What is required: Copy out every line below that contains the string "TERMI". Case counts.

--- START Stored data ---

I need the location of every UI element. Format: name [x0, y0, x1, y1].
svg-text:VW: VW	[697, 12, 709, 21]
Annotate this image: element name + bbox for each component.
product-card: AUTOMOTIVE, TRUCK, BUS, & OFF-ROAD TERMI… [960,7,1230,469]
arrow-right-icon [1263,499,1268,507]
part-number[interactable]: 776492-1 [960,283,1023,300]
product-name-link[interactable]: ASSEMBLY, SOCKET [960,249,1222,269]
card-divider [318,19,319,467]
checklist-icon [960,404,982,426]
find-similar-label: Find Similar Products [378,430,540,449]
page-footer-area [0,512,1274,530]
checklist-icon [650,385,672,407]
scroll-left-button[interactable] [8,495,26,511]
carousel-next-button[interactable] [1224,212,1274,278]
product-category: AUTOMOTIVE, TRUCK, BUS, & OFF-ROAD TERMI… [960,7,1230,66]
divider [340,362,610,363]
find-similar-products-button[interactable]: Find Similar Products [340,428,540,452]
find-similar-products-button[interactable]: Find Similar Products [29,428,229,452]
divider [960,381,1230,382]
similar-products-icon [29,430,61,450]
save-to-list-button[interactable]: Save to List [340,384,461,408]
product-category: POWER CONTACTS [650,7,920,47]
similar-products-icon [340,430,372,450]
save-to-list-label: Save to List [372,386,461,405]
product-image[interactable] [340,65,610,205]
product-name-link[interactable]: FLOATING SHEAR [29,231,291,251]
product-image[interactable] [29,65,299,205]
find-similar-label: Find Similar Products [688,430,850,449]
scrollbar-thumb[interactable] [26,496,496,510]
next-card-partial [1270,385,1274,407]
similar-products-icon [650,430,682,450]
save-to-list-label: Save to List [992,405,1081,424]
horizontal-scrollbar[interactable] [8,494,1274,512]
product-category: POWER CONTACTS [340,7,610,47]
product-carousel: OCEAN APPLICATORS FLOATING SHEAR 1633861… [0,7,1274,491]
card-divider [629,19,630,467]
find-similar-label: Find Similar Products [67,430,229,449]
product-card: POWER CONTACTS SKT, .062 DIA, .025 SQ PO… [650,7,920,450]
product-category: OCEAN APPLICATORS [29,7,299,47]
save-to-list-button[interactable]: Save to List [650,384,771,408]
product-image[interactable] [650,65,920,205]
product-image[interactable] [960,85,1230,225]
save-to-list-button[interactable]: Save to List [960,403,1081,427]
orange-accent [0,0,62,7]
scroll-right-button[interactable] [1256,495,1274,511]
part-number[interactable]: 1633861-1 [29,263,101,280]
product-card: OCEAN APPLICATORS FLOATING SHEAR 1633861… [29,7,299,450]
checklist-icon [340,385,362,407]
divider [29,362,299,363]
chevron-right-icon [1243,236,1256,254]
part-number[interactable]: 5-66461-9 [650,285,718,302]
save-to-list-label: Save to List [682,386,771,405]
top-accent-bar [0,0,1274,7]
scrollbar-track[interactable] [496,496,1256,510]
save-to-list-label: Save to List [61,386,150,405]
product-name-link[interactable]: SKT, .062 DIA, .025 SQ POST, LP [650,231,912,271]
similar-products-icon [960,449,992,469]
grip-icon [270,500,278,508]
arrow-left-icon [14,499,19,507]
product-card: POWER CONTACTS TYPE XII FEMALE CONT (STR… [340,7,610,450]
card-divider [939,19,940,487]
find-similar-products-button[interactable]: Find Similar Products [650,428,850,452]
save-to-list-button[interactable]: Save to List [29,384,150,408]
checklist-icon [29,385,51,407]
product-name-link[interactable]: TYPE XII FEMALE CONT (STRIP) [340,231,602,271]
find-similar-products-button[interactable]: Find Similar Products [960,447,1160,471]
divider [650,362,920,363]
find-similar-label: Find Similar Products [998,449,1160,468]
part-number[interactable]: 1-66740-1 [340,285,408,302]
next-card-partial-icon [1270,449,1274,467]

--- END Stored data ---

Complete answer:
product-card: AUTOMOTIVE, TRUCK, BUS, & OFF-ROAD TERMI… [960,7,1230,469]
product-category: AUTOMOTIVE, TRUCK, BUS, & OFF-ROAD TERMI… [960,7,1230,66]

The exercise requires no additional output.